Give, as a bare number, the count of lines that contain the word "giữa".
BEGIN DATASET ROWS
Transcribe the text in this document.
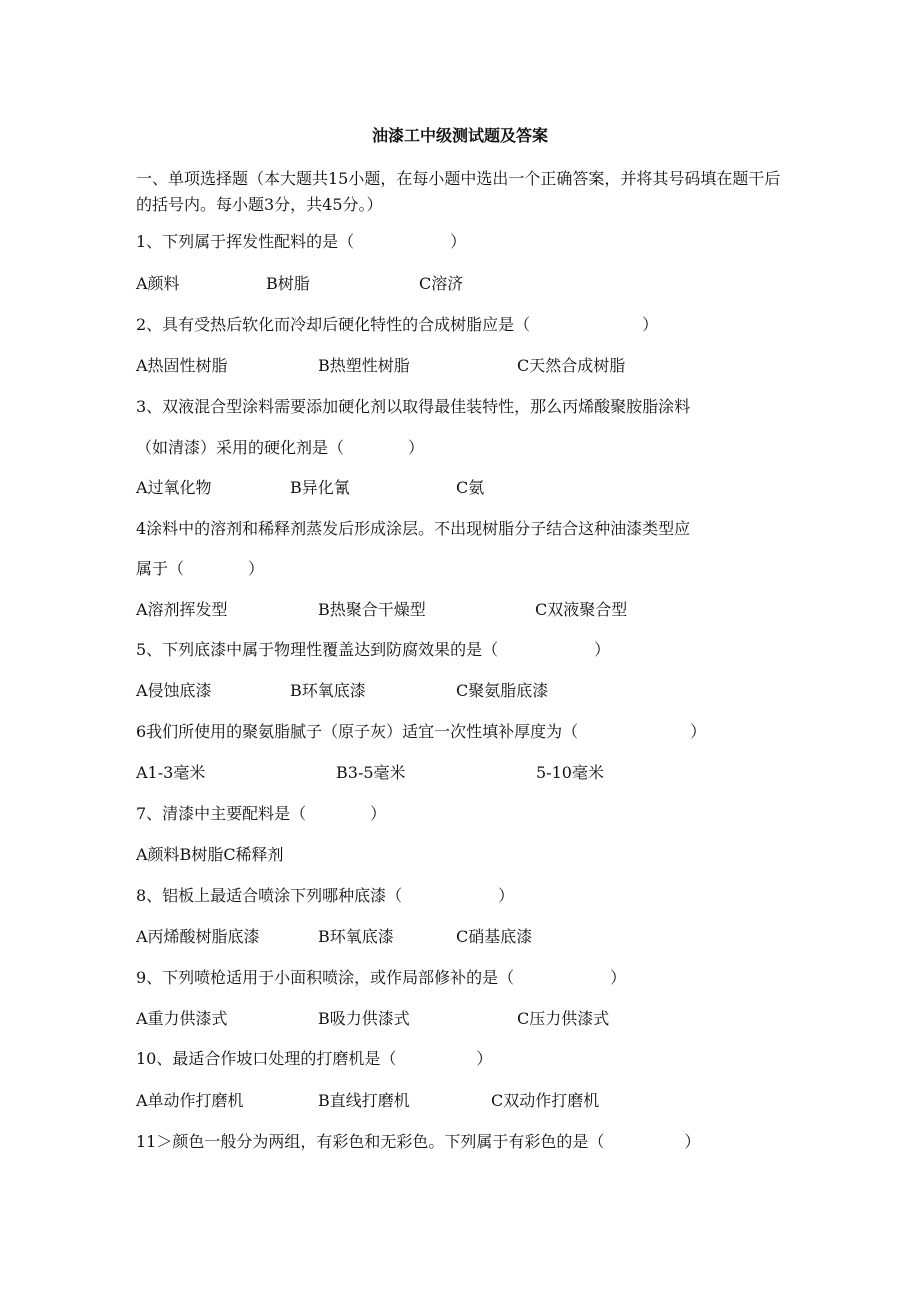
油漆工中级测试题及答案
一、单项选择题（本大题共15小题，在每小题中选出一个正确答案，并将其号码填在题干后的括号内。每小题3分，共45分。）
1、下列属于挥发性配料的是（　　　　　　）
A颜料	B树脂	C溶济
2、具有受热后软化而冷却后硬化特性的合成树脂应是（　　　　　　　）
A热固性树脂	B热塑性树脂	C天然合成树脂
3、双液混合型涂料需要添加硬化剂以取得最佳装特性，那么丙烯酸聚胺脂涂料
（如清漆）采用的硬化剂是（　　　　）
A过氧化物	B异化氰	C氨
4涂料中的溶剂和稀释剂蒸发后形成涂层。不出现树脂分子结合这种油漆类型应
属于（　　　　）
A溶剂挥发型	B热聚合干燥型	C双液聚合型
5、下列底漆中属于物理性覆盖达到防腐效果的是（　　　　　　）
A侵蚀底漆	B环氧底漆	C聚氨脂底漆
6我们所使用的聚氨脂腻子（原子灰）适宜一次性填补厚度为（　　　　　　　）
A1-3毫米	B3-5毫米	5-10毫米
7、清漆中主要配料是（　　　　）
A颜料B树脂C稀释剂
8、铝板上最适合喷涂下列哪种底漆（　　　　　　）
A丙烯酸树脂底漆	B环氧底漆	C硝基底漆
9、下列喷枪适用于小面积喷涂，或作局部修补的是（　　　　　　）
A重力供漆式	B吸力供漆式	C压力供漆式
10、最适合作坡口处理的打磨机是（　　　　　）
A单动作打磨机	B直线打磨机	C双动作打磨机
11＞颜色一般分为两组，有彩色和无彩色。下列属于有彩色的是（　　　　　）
END DATASET ROWS
BEGIN DATASET ROWS
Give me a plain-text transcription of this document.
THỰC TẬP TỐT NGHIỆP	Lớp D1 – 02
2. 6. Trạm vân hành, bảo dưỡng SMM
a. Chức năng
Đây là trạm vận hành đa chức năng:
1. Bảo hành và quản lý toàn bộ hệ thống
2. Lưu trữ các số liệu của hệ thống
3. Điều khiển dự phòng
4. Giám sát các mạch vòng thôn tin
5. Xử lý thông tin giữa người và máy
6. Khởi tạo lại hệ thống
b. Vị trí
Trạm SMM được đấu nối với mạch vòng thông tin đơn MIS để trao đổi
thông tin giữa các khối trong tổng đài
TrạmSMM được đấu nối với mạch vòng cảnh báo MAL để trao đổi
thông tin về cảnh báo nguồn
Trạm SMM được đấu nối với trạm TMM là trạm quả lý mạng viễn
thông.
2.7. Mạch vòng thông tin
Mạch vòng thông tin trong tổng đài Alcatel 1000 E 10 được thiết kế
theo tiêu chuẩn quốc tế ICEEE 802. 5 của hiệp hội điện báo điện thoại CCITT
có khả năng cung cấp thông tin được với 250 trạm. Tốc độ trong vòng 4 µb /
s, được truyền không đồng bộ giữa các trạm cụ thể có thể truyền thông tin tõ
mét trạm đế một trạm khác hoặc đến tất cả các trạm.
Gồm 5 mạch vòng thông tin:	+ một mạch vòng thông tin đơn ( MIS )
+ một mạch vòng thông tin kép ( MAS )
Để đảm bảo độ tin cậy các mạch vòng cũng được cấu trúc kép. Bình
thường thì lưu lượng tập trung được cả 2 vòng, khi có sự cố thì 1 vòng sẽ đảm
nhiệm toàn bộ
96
END DATASET ROWS
BEGIN DATASET ROWS
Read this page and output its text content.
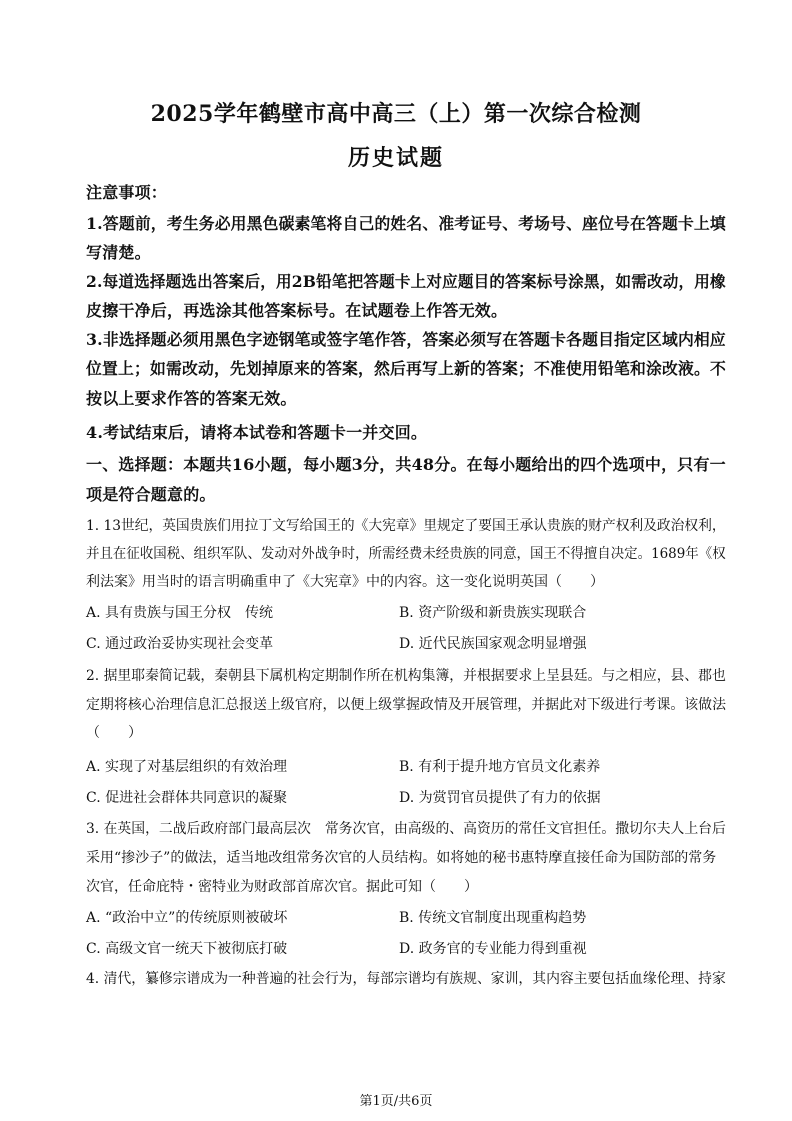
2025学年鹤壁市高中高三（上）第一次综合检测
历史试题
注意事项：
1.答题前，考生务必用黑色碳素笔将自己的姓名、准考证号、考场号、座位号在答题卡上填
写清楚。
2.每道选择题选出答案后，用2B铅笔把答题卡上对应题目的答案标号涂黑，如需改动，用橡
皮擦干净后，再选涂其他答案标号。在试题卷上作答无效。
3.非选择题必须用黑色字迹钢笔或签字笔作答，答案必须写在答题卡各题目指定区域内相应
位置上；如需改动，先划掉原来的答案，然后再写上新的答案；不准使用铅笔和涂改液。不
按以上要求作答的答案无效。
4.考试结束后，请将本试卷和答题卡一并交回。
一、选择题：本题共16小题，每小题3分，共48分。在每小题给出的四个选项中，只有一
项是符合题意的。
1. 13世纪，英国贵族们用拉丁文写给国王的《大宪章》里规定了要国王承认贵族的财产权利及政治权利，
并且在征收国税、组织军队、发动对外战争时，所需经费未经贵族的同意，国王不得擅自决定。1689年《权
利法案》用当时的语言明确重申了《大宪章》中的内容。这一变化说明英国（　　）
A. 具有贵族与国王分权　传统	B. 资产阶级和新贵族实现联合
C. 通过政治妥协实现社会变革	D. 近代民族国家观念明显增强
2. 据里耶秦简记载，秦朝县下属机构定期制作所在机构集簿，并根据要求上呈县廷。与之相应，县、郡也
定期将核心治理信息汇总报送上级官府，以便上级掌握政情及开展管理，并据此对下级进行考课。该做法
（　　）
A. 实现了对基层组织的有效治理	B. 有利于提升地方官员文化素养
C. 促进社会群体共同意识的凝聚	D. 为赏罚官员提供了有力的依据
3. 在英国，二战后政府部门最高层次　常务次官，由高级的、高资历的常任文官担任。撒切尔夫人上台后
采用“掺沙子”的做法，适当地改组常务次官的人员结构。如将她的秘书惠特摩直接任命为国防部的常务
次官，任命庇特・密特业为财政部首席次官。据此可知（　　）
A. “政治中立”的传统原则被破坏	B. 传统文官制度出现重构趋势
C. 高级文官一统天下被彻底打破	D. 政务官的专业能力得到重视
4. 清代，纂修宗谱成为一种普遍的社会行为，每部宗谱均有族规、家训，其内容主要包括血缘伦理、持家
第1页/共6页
END DATASET ROWS
SOLUTION BELOW: 3